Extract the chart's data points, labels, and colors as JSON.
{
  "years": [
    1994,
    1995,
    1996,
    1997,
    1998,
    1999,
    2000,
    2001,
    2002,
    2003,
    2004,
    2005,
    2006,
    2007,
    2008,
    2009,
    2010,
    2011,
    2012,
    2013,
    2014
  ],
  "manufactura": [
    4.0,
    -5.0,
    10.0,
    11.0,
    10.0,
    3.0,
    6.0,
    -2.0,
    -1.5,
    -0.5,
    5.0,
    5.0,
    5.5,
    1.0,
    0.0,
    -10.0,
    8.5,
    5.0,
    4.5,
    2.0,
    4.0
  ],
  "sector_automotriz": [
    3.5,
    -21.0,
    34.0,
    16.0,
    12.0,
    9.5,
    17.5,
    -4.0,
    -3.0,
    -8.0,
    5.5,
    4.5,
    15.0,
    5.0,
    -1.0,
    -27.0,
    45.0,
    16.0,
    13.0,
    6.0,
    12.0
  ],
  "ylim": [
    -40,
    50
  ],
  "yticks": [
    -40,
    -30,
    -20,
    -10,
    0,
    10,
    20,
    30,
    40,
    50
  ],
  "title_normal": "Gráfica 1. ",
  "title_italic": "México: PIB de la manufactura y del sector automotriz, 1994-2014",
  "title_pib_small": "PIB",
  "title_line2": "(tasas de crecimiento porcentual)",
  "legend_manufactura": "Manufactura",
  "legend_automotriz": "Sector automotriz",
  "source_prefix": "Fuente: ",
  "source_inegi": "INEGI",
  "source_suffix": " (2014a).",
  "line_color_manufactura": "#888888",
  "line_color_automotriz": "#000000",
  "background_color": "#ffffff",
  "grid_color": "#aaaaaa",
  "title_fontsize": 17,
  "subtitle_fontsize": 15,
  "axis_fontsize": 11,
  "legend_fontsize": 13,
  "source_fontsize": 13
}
■ ■ ■ ■
Task to carry out: Write out every record, exactly as written.

Output of the exercise:
Extract the chart's data points, labels, and colors as JSON.
{
  "years": [
    1994,
    1995,
    1996,
    1997,
    1998,
    1999,
    2000,
    2001,
    2002,
    2003,
    2004,
    2005,
    2006,
    2007,
    2008,
    2009,
    2010,
    2011,
    2012,
    2013,
    2014
  ],
  "manufactura": [
    4.0,
    -5.0,
    10.0,
    11.0,
    10.0,
    3.0,
    6.0,
    -2.0,
    -1.5,
    -0.5,
    5.0,
    5.0,
    5.5,
    1.0,
    0.0,
    -10.0,
    8.5,
    5.0,
    4.5,
    2.0,
    4.0
  ],
  "sector_automotriz": [
    3.5,
    -21.0,
    34.0,
    16.0,
    12.0,
    9.5,
    17.5,
    -4.0,
    -3.0,
    -8.0,
    5.5,
    4.5,
    15.0,
    5.0,
    -1.0,
    -27.0,
    45.0,
    16.0,
    13.0,
    6.0,
    12.0
  ],
  "ylim": [
    -40,
    50
  ],
  "yticks": [
    -40,
    -30,
    -20,
    -10,
    0,
    10,
    20,
    30,
    40,
    50
  ],
  "title_normal": "Gráfica 1. ",
  "title_italic": "México: PIB de la manufactura y del sector automotriz, 1994-2014",
  "title_pib_small": "PIB",
  "title_line2": "(tasas de crecimiento porcentual)",
  "legend_manufactura": "Manufactura",
  "legend_automotriz": "Sector automotriz",
  "source_prefix": "Fuente: ",
  "source_inegi": "INEGI",
  "source_suffix": " (2014a).",
  "line_color_manufactura": "#888888",
  "line_color_automotriz": "#000000",
  "background_color": "#ffffff",
  "grid_color": "#aaaaaa",
  "title_fontsize": 17,
  "subtitle_fontsize": 15,
  "axis_fontsize": 11,
  "legend_fontsize": 13,
  "source_fontsize": 13
}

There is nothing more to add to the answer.